Output all of the entries below precisely as written.

----- Extracted information -----

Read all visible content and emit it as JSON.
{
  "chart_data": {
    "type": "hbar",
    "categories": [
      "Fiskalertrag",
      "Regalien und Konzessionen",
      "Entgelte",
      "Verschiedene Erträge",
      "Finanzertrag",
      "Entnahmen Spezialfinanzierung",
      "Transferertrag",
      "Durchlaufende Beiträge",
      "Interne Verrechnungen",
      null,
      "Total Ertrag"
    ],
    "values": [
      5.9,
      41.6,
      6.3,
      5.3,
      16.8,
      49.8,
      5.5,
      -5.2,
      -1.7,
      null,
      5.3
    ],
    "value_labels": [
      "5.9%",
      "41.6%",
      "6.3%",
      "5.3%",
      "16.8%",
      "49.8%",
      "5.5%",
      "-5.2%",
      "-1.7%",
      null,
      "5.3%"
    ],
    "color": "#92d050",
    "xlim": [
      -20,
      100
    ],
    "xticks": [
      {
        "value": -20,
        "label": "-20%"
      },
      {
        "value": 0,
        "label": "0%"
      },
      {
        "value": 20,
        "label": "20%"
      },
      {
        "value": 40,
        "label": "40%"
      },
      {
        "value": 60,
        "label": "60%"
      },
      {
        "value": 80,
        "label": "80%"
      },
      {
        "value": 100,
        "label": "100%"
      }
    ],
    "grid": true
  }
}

-----

Task solution |
Read all visible content and emit it as JSON.
{
  "chart_data": {
    "type": "hbar",
    "categories": [
      "Fiskalertrag",
      "Regalien und Konzessionen",
      "Entgelte",
      "Verschiedene Erträge",
      "Finanzertrag",
      "Entnahmen Spezialfinanzierung",
      "Transferertrag",
      "Durchlaufende Beiträge",
      "Interne Verrechnungen",
      null,
      "Total Ertrag"
    ],
    "values": [
      5.9,
      41.6,
      6.3,
      5.3,
      16.8,
      49.8,
      5.5,
      -5.2,
      -1.7,
      null,
      5.3
    ],
    "value_labels": [
      "5.9%",
      "41.6%",
      "6.3%",
      "5.3%",
      "16.8%",
      "49.8%",
      "5.5%",
      "-5.2%",
      "-1.7%",
      null,
      "5.3%"
    ],
    "color": "#92d050",
    "xlim": [
      -20,
      100
    ],
    "xticks": [
      {
        "value": -20,
        "label": "-20%"
      },
      {
        "value": 0,
        "label": "0%"
      },
      {
        "value": 20,
        "label": "20%"
      },
      {
        "value": 40,
        "label": "40%"
      },
      {
        "value": 60,
        "label": "60%"
      },
      {
        "value": 80,
        "label": "80%"
      },
      {
        "value": 100,
        "label": "100%"
      }
    ],
    "grid": true
  }
}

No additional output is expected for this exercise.